Exercise: Could you print all the entries exactly?

===============

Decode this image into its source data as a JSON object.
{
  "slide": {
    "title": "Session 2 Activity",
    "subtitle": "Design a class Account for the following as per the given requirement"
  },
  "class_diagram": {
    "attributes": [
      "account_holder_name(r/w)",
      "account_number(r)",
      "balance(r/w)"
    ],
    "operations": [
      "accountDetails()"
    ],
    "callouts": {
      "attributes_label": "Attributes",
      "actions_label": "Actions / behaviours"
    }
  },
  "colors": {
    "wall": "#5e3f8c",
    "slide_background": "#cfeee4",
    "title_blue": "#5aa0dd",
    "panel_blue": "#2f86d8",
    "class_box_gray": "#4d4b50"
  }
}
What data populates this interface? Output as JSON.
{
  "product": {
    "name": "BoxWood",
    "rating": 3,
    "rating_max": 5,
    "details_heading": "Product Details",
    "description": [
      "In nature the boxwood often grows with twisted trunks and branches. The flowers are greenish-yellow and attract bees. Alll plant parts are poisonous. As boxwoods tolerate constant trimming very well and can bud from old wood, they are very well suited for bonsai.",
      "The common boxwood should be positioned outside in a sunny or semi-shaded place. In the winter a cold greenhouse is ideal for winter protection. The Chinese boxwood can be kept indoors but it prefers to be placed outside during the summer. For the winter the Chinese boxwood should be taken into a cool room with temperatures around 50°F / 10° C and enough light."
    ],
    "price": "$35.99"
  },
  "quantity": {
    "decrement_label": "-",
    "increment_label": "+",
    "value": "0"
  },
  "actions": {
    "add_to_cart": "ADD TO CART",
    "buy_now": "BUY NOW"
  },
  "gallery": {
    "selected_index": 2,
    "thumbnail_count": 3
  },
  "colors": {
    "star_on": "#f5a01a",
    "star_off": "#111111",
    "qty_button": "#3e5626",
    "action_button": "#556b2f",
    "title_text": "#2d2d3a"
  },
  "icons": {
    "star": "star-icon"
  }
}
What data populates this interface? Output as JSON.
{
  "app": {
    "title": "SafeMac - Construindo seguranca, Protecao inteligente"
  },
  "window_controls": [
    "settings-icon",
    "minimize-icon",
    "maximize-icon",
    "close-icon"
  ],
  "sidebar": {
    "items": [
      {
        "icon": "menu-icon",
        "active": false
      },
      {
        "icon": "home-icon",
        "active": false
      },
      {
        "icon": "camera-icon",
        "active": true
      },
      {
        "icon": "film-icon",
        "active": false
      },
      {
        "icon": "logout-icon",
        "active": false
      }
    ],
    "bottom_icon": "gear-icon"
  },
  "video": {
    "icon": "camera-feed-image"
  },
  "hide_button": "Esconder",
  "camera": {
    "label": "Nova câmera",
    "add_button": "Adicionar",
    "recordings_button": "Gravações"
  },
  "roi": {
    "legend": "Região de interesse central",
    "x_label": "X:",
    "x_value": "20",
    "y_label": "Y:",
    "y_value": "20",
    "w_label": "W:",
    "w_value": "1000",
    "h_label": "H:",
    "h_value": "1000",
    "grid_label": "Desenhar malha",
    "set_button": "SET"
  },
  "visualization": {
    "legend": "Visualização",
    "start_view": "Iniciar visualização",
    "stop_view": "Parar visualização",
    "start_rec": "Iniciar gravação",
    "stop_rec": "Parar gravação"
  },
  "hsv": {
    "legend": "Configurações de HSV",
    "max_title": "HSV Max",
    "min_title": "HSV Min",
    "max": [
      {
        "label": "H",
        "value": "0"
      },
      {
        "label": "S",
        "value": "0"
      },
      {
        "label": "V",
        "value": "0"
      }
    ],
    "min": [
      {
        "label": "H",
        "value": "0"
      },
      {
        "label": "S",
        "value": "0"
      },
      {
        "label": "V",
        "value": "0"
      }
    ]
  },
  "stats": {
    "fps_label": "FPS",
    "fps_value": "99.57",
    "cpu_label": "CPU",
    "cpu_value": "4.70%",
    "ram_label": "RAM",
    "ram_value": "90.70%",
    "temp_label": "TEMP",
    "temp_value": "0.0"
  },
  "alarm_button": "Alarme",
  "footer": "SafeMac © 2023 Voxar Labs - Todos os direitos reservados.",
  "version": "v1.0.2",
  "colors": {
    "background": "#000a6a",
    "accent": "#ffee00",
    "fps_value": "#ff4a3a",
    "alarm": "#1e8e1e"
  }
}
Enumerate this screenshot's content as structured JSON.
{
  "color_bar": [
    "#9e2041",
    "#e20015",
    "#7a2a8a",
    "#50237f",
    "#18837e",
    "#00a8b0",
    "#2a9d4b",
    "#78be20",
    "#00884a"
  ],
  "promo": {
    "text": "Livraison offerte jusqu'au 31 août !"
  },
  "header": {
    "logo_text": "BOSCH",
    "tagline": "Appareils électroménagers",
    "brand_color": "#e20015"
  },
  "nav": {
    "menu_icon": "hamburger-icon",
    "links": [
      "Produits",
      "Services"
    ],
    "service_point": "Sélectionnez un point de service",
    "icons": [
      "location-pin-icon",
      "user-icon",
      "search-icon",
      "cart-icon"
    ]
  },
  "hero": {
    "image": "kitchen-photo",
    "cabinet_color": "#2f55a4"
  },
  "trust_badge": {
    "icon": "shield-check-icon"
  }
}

===============

Solution to the exercise:
Decode this image into its source data as a JSON object.
{
  "slide": {
    "title": "Session 2 Activity",
    "subtitle": "Design a class Account for the following as per the given requirement"
  },
  "class_diagram": {
    "attributes": [
      "account_holder_name(r/w)",
      "account_number(r)",
      "balance(r/w)"
    ],
    "operations": [
      "accountDetails()"
    ],
    "callouts": {
      "attributes_label": "Attributes",
      "actions_label": "Actions / behaviours"
    }
  },
  "colors": {
    "wall": "#5e3f8c",
    "slide_background": "#cfeee4",
    "title_blue": "#5aa0dd",
    "panel_blue": "#2f86d8",
    "class_box_gray": "#4d4b50"
  }
}
What data populates this interface? Output as JSON.
{
  "product": {
    "name": "BoxWood",
    "rating": 3,
    "rating_max": 5,
    "details_heading": "Product Details",
    "description": [
      "In nature the boxwood often grows with twisted trunks and branches. The flowers are greenish-yellow and attract bees. Alll plant parts are poisonous. As boxwoods tolerate constant trimming very well and can bud from old wood, they are very well suited for bonsai.",
      "The common boxwood should be positioned outside in a sunny or semi-shaded place. In the winter a cold greenhouse is ideal for winter protection. The Chinese boxwood can be kept indoors but it prefers to be placed outside during the summer. For the winter the Chinese boxwood should be taken into a cool room with temperatures around 50°F / 10° C and enough light."
    ],
    "price": "$35.99"
  },
  "quantity": {
    "decrement_label": "-",
    "increment_label": "+",
    "value": "0"
  },
  "actions": {
    "add_to_cart": "ADD TO CART",
    "buy_now": "BUY NOW"
  },
  "gallery": {
    "selected_index": 2,
    "thumbnail_count": 3
  },
  "colors": {
    "star_on": "#f5a01a",
    "star_off": "#111111",
    "qty_button": "#3e5626",
    "action_button": "#556b2f",
    "title_text": "#2d2d3a"
  },
  "icons": {
    "star": "star-icon"
  }
}
What data populates this interface? Output as JSON.
{
  "app": {
    "title": "SafeMac - Construindo seguranca, Protecao inteligente"
  },
  "window_controls": [
    "settings-icon",
    "minimize-icon",
    "maximize-icon",
    "close-icon"
  ],
  "sidebar": {
    "items": [
      {
        "icon": "menu-icon",
        "active": false
      },
      {
        "icon": "home-icon",
        "active": false
      },
      {
        "icon": "camera-icon",
        "active": true
      },
      {
        "icon": "film-icon",
        "active": false
      },
      {
        "icon": "logout-icon",
        "active": false
      }
    ],
    "bottom_icon": "gear-icon"
  },
  "video": {
    "icon": "camera-feed-image"
  },
  "hide_button": "Esconder",
  "camera": {
    "label": "Nova câmera",
    "add_button": "Adicionar",
    "recordings_button": "Gravações"
  },
  "roi": {
    "legend": "Região de interesse central",
    "x_label": "X:",
    "x_value": "20",
    "y_label": "Y:",
    "y_value": "20",
    "w_label": "W:",
    "w_value": "1000",
    "h_label": "H:",
    "h_value": "1000",
    "grid_label": "Desenhar malha",
    "set_button": "SET"
  },
  "visualization": {
    "legend": "Visualização",
    "start_view": "Iniciar visualização",
    "stop_view": "Parar visualização",
    "start_rec": "Iniciar gravação",
    "stop_rec": "Parar gravação"
  },
  "hsv": {
    "legend": "Configurações de HSV",
    "max_title": "HSV Max",
    "min_title": "HSV Min",
    "max": [
      {
        "label": "H",
        "value": "0"
      },
      {
        "label": "S",
        "value": "0"
      },
      {
        "label": "V",
        "value": "0"
      }
    ],
    "min": [
      {
        "label": "H",
        "value": "0"
      },
      {
        "label": "S",
        "value": "0"
      },
      {
        "label": "V",
        "value": "0"
      }
    ]
  },
  "stats": {
    "fps_label": "FPS",
    "fps_value": "99.57",
    "cpu_label": "CPU",
    "cpu_value": "4.70%",
    "ram_label": "RAM",
    "ram_value": "90.70%",
    "temp_label": "TEMP",
    "temp_value": "0.0"
  },
  "alarm_button": "Alarme",
  "footer": "SafeMac © 2023 Voxar Labs - Todos os direitos reservados.",
  "version": "v1.0.2",
  "colors": {
    "background": "#000a6a",
    "accent": "#ffee00",
    "fps_value": "#ff4a3a",
    "alarm": "#1e8e1e"
  }
}
Enumerate this screenshot's content as structured JSON.
{
  "color_bar": [
    "#9e2041",
    "#e20015",
    "#7a2a8a",
    "#50237f",
    "#18837e",
    "#00a8b0",
    "#2a9d4b",
    "#78be20",
    "#00884a"
  ],
  "promo": {
    "text": "Livraison offerte jusqu'au 31 août !"
  },
  "header": {
    "logo_text": "BOSCH",
    "tagline": "Appareils électroménagers",
    "brand_color": "#e20015"
  },
  "nav": {
    "menu_icon": "hamburger-icon",
    "links": [
      "Produits",
      "Services"
    ],
    "service_point": "Sélectionnez un point de service",
    "icons": [
      "location-pin-icon",
      "user-icon",
      "search-icon",
      "cart-icon"
    ]
  },
  "hero": {
    "image": "kitchen-photo",
    "cabinet_color": "#2f55a4"
  },
  "trust_badge": {
    "icon": "shield-check-icon"
  }
}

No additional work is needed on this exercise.